■ Work instructions
According to the patch message, what happens when an SG_IO call fails because of a path error? List each outcome it states.

■ Article
#####

Re: [PATCH v3 2/2] dm: add CONFIG_DM_MULTIPATH_SG_IO - failover for SG_IO on dm-multipath

[Date Prev][Date Next][Thread Prev][Thread Next][Date Index][Thread Index]

 



On Fri, Jun 11 2021 at  4:25P -0400,
mwilck@xxxxxxxx <mwilck@xxxxxxxx> wrote:

> From: Martin Wilck <mwilck@xxxxxxxx>
> 
> In virtual deployments, SCSI passthrough over dm-multipath devices is a
> common setup. The qemu "pr-helper" was specifically invented for it. I
> believe that this is the most important real-world scenario for sending
> SG_IO ioctls to device-mapper devices.
> 
> In this configuration, guests send SCSI IO to the hypervisor in the form of
> SG_IO ioctls issued by qemu. But on the device-mapper level, these SCSI
> ioctls aren't treated like regular IO. Until commit 2361ae595352 ("dm mpath:
> switch paths in dm_blk_ioctl() code path"), no path switching was done at
> all. Worse though, if an SG_IO call fails because of a path error,
> dm-multipath doesn't retry the IO on a another path; rather, the failure is
> passed back to the guest, and paths are not marked as faulty.  This is in
> stark contrast with regular block IO of guests on dm-multipath devices, and
> certainly comes as a surprise to users who switch to SCSI passthrough in
> qemu. In general, users of dm-multipath devices would probably expect failover
> to work at least in a basic way.

#####

■ Source excerpt
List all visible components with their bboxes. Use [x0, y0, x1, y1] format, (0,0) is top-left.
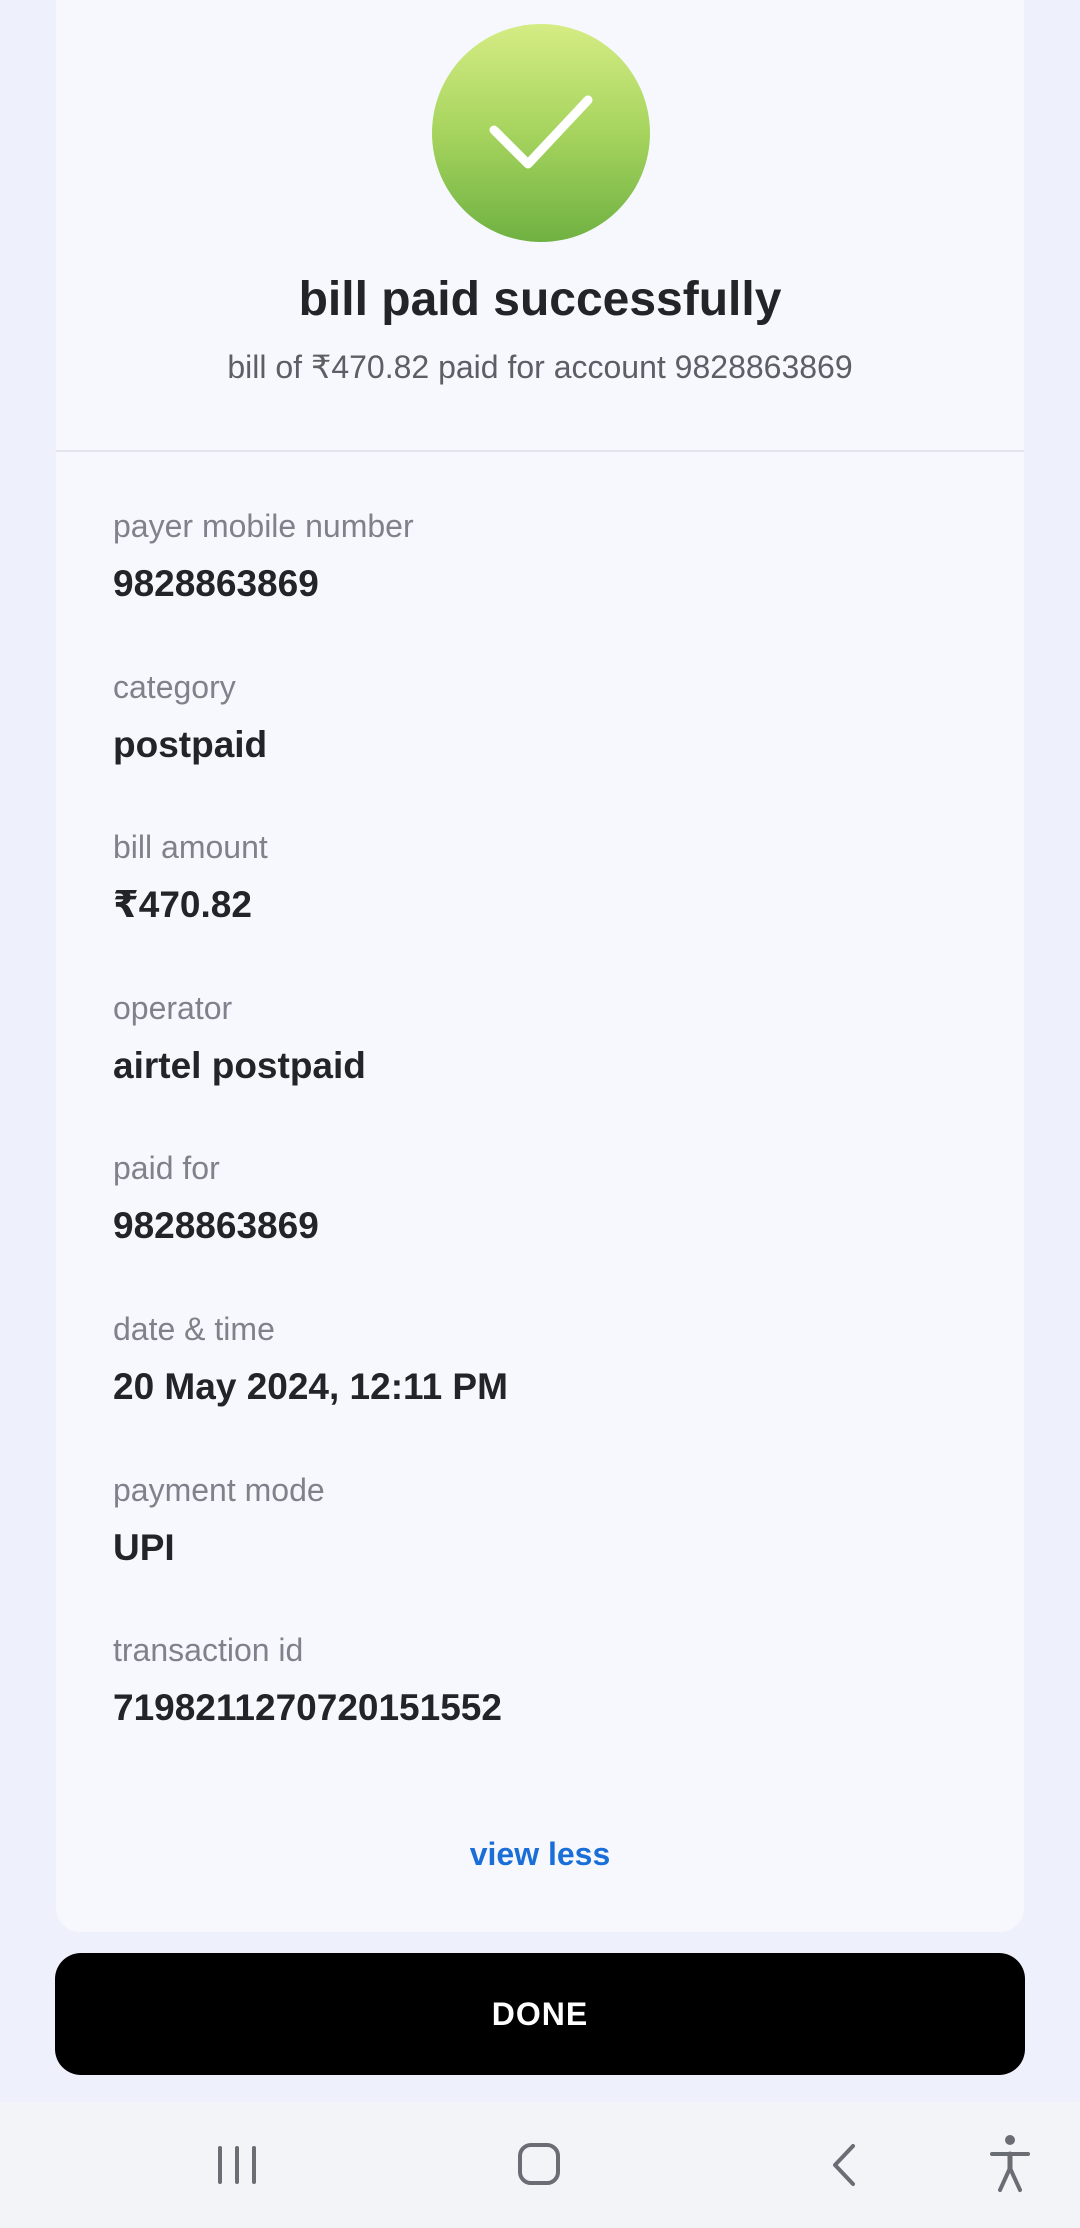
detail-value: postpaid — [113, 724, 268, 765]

#####

■ Result for this exercise
- dm-multipath doesn't retry the IO on another path.
- The failure is passed back to the guest.
- Paths are not marked as faulty.